Directions: Write out the entries below once more, exactly, with the pictures left out.

──────────────────────────────

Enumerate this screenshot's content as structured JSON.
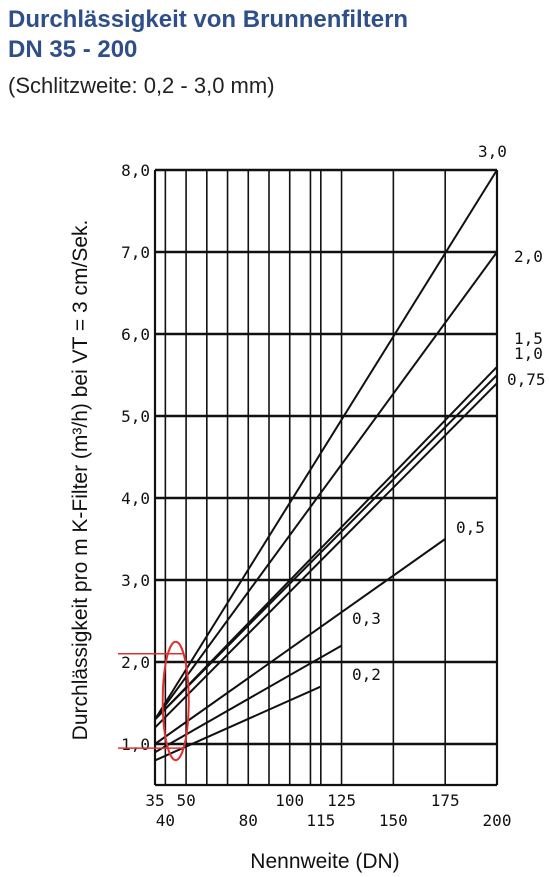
{
  "header": {
    "title_line1": "Durchlässigkeit von Brunnenfiltern",
    "title_line2": "DN 35 - 200",
    "subtitle": "(Schlitzweite: 0,2 - 3,0 mm)"
  },
  "chart_data": {
    "type": "line",
    "xlabel": "Nennweite (DN)",
    "ylabel": "Durchlässigkeit pro m K-Filter (m³/h) bei VT = 3 cm/Sek.",
    "xlim": [
      35,
      200
    ],
    "ylim": [
      0.5,
      8.0
    ],
    "x_ticks_upper": [
      "35",
      "50",
      "100",
      "125",
      "175"
    ],
    "x_ticks_lower": [
      "40",
      "80",
      "115",
      "150",
      "200"
    ],
    "x_grid": [
      35,
      40,
      50,
      60,
      70,
      80,
      90,
      100,
      110,
      115,
      125,
      150,
      175,
      200
    ],
    "y_ticks": [
      "1,0",
      "2,0",
      "3,0",
      "4,0",
      "5,0",
      "6,0",
      "7,0",
      "8,0"
    ],
    "y_tick_values": [
      1,
      2,
      3,
      4,
      5,
      6,
      7,
      8
    ],
    "grid": true,
    "series": [
      {
        "name": "3,0",
        "x": [
          35,
          200
        ],
        "y": [
          1.3,
          8.0
        ]
      },
      {
        "name": "2,0",
        "x": [
          35,
          200
        ],
        "y": [
          1.3,
          7.0
        ]
      },
      {
        "name": "1,5",
        "x": [
          35,
          200
        ],
        "y": [
          1.3,
          5.6
        ]
      },
      {
        "name": "1,0",
        "x": [
          35,
          200
        ],
        "y": [
          1.3,
          5.5
        ]
      },
      {
        "name": "0,75",
        "x": [
          35,
          200
        ],
        "y": [
          1.2,
          5.4
        ]
      },
      {
        "name": "0,5",
        "x": [
          35,
          175
        ],
        "y": [
          1.0,
          3.5
        ]
      },
      {
        "name": "0,3",
        "x": [
          35,
          125
        ],
        "y": [
          0.9,
          2.2
        ]
      },
      {
        "name": "0,2",
        "x": [
          35,
          115
        ],
        "y": [
          0.8,
          1.7
        ]
      }
    ],
    "annotations": {
      "marker_x": 45,
      "marker_y_low": 0.95,
      "marker_y_high": 2.1,
      "color": "#e03030"
    }
  }
}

──────────────────────────────

The output:
Enumerate this screenshot's content as structured JSON.
{
  "header": {
    "title_line1": "Durchlässigkeit von Brunnenfiltern",
    "title_line2": "DN 35 - 200",
    "subtitle": "(Schlitzweite: 0,2 - 3,0 mm)"
  },
  "chart_data": {
    "type": "line",
    "xlabel": "Nennweite (DN)",
    "ylabel": "Durchlässigkeit pro m K-Filter (m³/h) bei VT = 3 cm/Sek.",
    "xlim": [
      35,
      200
    ],
    "ylim": [
      0.5,
      8.0
    ],
    "x_ticks_upper": [
      "35",
      "50",
      "100",
      "125",
      "175"
    ],
    "x_ticks_lower": [
      "40",
      "80",
      "115",
      "150",
      "200"
    ],
    "x_grid": [
      35,
      40,
      50,
      60,
      70,
      80,
      90,
      100,
      110,
      115,
      125,
      150,
      175,
      200
    ],
    "y_ticks": [
      "1,0",
      "2,0",
      "3,0",
      "4,0",
      "5,0",
      "6,0",
      "7,0",
      "8,0"
    ],
    "y_tick_values": [
      1,
      2,
      3,
      4,
      5,
      6,
      7,
      8
    ],
    "grid": true,
    "series": [
      {
        "name": "3,0",
        "x": [
          35,
          200
        ],
        "y": [
          1.3,
          8.0
        ]
      },
      {
        "name": "2,0",
        "x": [
          35,
          200
        ],
        "y": [
          1.3,
          7.0
        ]
      },
      {
        "name": "1,5",
        "x": [
          35,
          200
        ],
        "y": [
          1.3,
          5.6
        ]
      },
      {
        "name": "1,0",
        "x": [
          35,
          200
        ],
        "y": [
          1.3,
          5.5
        ]
      },
      {
        "name": "0,75",
        "x": [
          35,
          200
        ],
        "y": [
          1.2,
          5.4
        ]
      },
      {
        "name": "0,5",
        "x": [
          35,
          175
        ],
        "y": [
          1.0,
          3.5
        ]
      },
      {
        "name": "0,3",
        "x": [
          35,
          125
        ],
        "y": [
          0.9,
          2.2
        ]
      },
      {
        "name": "0,2",
        "x": [
          35,
          115
        ],
        "y": [
          0.8,
          1.7
        ]
      }
    ],
    "annotations": {
      "marker_x": 45,
      "marker_y_low": 0.95,
      "marker_y_high": 2.1,
      "color": "#e03030"
    }
  }
}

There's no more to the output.